* **Given instruction**: Do not carry the pictures over; copy every other part of the entries exactly.
──────── Available data ────────
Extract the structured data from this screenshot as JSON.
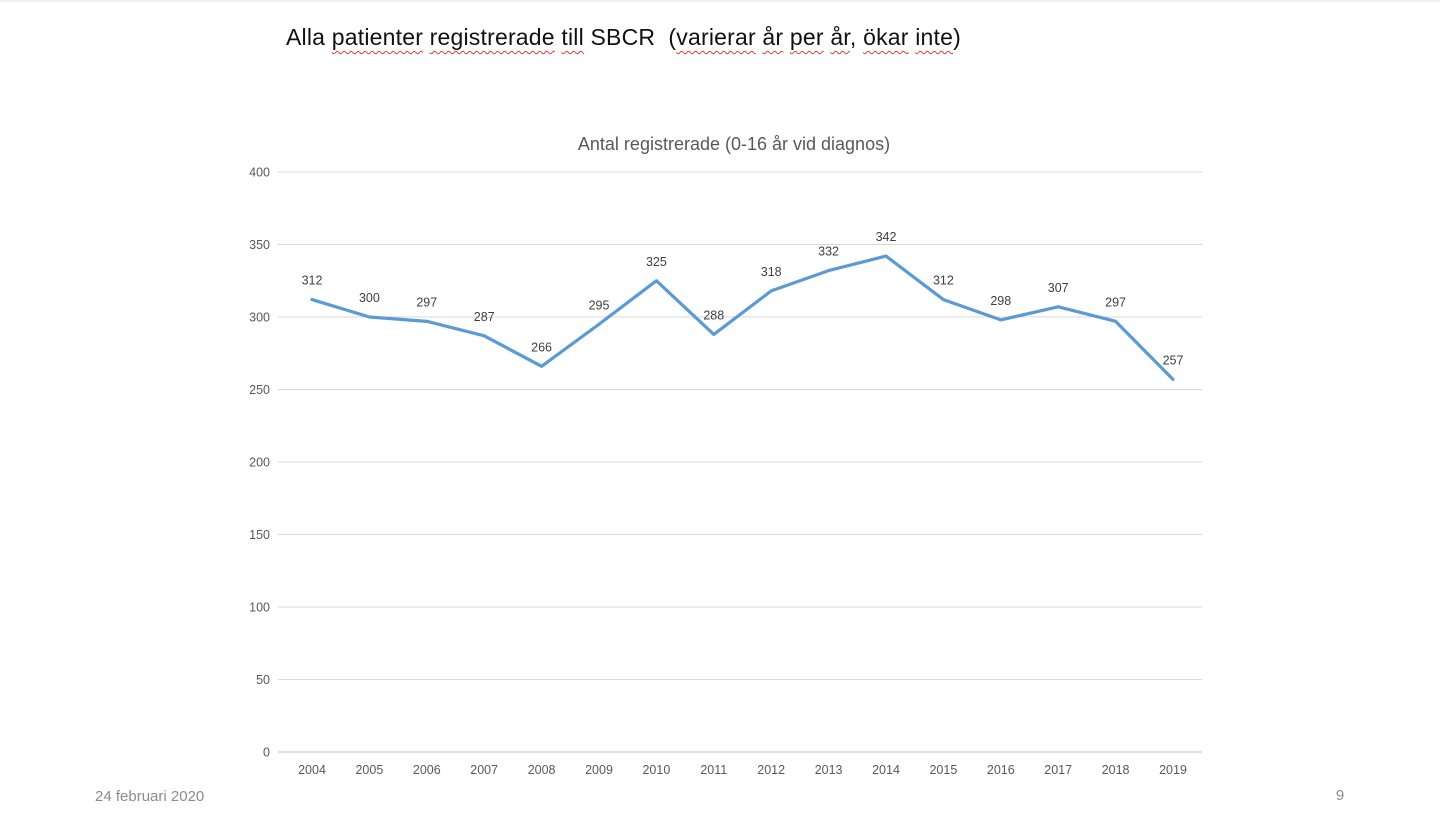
{
  "slide": {
    "title_parts": [
      {
        "text": "Alla ",
        "misspelled": false
      },
      {
        "text": "patienter",
        "misspelled": true
      },
      {
        "text": " ",
        "misspelled": false
      },
      {
        "text": "registrerade",
        "misspelled": true
      },
      {
        "text": " ",
        "misspelled": false
      },
      {
        "text": "till",
        "misspelled": true
      },
      {
        "text": " SBCR  (",
        "misspelled": false
      },
      {
        "text": "varierar",
        "misspelled": true
      },
      {
        "text": " ",
        "misspelled": false
      },
      {
        "text": "år",
        "misspelled": true
      },
      {
        "text": " ",
        "misspelled": false
      },
      {
        "text": "per",
        "misspelled": true
      },
      {
        "text": " ",
        "misspelled": false
      },
      {
        "text": "år",
        "misspelled": true
      },
      {
        "text": ", ",
        "misspelled": false
      },
      {
        "text": "ökar",
        "misspelled": true
      },
      {
        "text": " ",
        "misspelled": false
      },
      {
        "text": "inte",
        "misspelled": true
      },
      {
        "text": ")",
        "misspelled": false
      }
    ],
    "footer_date": "24 februari 2020",
    "page_number": "9"
  },
  "chart_data": {
    "type": "line",
    "title": "Antal registrerade (0-16 år vid diagnos)",
    "categories": [
      "2004",
      "2005",
      "2006",
      "2007",
      "2008",
      "2009",
      "2010",
      "2011",
      "2012",
      "2013",
      "2014",
      "2015",
      "2016",
      "2017",
      "2018",
      "2019"
    ],
    "values": [
      312,
      300,
      297,
      287,
      266,
      295,
      325,
      288,
      318,
      332,
      342,
      312,
      298,
      307,
      297,
      257
    ],
    "xlabel": "",
    "ylabel": "",
    "ylim": [
      0,
      400
    ],
    "ytick_step": 50,
    "grid": true,
    "legend": "none",
    "data_labels": "above",
    "markers": false
  },
  "colors": {
    "line": "#5B9BD5",
    "gridline": "#D9D9D9",
    "axis_line": "#BFBFBF",
    "tick_text": "#595959",
    "data_label_text": "#404040",
    "chart_title_text": "#595959",
    "slide_title_text": "#111111",
    "squiggle": "#e03c31",
    "footer_text": "#8c8c8c",
    "background": "#ffffff"
  }
}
────────
* **Answer in full**:
Extract the structured data from this screenshot as JSON.
{
  "slide": {
    "title_parts": [
      {
        "text": "Alla ",
        "misspelled": false
      },
      {
        "text": "patienter",
        "misspelled": true
      },
      {
        "text": " ",
        "misspelled": false
      },
      {
        "text": "registrerade",
        "misspelled": true
      },
      {
        "text": " ",
        "misspelled": false
      },
      {
        "text": "till",
        "misspelled": true
      },
      {
        "text": " SBCR  (",
        "misspelled": false
      },
      {
        "text": "varierar",
        "misspelled": true
      },
      {
        "text": " ",
        "misspelled": false
      },
      {
        "text": "år",
        "misspelled": true
      },
      {
        "text": " ",
        "misspelled": false
      },
      {
        "text": "per",
        "misspelled": true
      },
      {
        "text": " ",
        "misspelled": false
      },
      {
        "text": "år",
        "misspelled": true
      },
      {
        "text": ", ",
        "misspelled": false
      },
      {
        "text": "ökar",
        "misspelled": true
      },
      {
        "text": " ",
        "misspelled": false
      },
      {
        "text": "inte",
        "misspelled": true
      },
      {
        "text": ")",
        "misspelled": false
      }
    ],
    "footer_date": "24 februari 2020",
    "page_number": "9"
  },
  "chart_data": {
    "type": "line",
    "title": "Antal registrerade (0-16 år vid diagnos)",
    "categories": [
      "2004",
      "2005",
      "2006",
      "2007",
      "2008",
      "2009",
      "2010",
      "2011",
      "2012",
      "2013",
      "2014",
      "2015",
      "2016",
      "2017",
      "2018",
      "2019"
    ],
    "values": [
      312,
      300,
      297,
      287,
      266,
      295,
      325,
      288,
      318,
      332,
      342,
      312,
      298,
      307,
      297,
      257
    ],
    "xlabel": "",
    "ylabel": "",
    "ylim": [
      0,
      400
    ],
    "ytick_step": 50,
    "grid": true,
    "legend": "none",
    "data_labels": "above",
    "markers": false
  },
  "colors": {
    "line": "#5B9BD5",
    "gridline": "#D9D9D9",
    "axis_line": "#BFBFBF",
    "tick_text": "#595959",
    "data_label_text": "#404040",
    "chart_title_text": "#595959",
    "slide_title_text": "#111111",
    "squiggle": "#e03c31",
    "footer_text": "#8c8c8c",
    "background": "#ffffff"
  }
}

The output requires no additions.